**Requirements:**
Retype each line exactly. Skip images.

[Data entries]
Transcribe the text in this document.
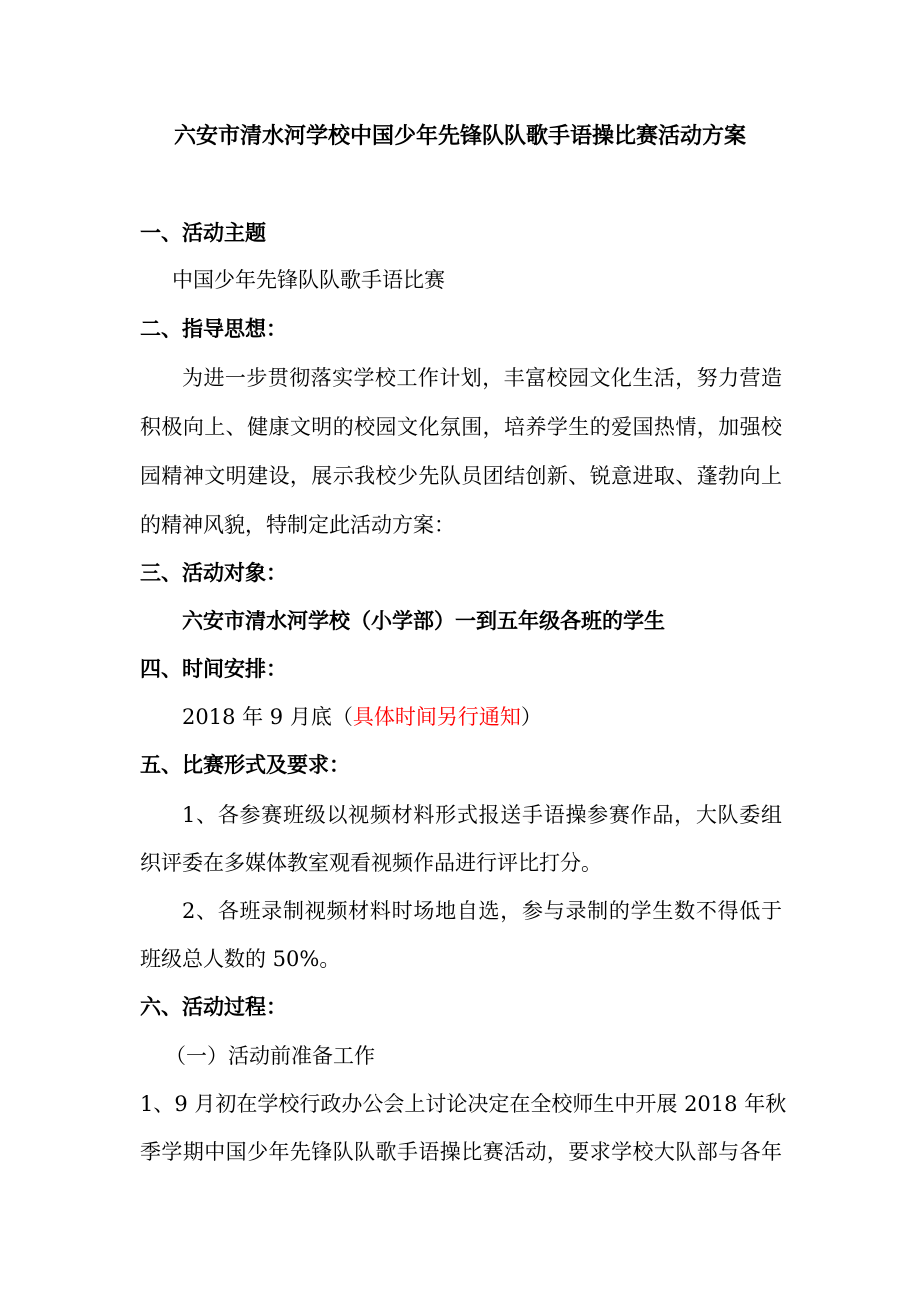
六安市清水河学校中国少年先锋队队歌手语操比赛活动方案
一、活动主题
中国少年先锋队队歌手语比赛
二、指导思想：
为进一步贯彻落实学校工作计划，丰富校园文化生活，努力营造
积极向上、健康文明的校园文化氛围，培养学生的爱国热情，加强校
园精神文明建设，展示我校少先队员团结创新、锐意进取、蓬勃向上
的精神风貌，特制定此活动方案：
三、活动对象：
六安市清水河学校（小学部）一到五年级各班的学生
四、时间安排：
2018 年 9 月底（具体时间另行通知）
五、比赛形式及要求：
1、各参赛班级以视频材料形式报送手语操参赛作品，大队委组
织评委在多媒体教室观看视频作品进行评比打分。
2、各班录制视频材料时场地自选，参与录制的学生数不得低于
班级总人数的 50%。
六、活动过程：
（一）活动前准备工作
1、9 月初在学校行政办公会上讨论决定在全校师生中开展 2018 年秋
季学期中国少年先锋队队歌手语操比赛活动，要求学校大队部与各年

**Solution for this problem:**
Transcribe the text in this document.
六安市清水河学校中国少年先锋队队歌手语操比赛活动方案
一、活动主题
中国少年先锋队队歌手语比赛
二、指导思想：
为进一步贯彻落实学校工作计划，丰富校园文化生活，努力营造
积极向上、健康文明的校园文化氛围，培养学生的爱国热情，加强校
园精神文明建设，展示我校少先队员团结创新、锐意进取、蓬勃向上
的精神风貌，特制定此活动方案：
三、活动对象：
六安市清水河学校（小学部）一到五年级各班的学生
四、时间安排：
2018 年 9 月底（具体时间另行通知）
五、比赛形式及要求：
1、各参赛班级以视频材料形式报送手语操参赛作品，大队委组
织评委在多媒体教室观看视频作品进行评比打分。
2、各班录制视频材料时场地自选，参与录制的学生数不得低于
班级总人数的 50%。
六、活动过程：
（一）活动前准备工作
1、9 月初在学校行政办公会上讨论决定在全校师生中开展 2018 年秋
季学期中国少年先锋队队歌手语操比赛活动，要求学校大队部与各年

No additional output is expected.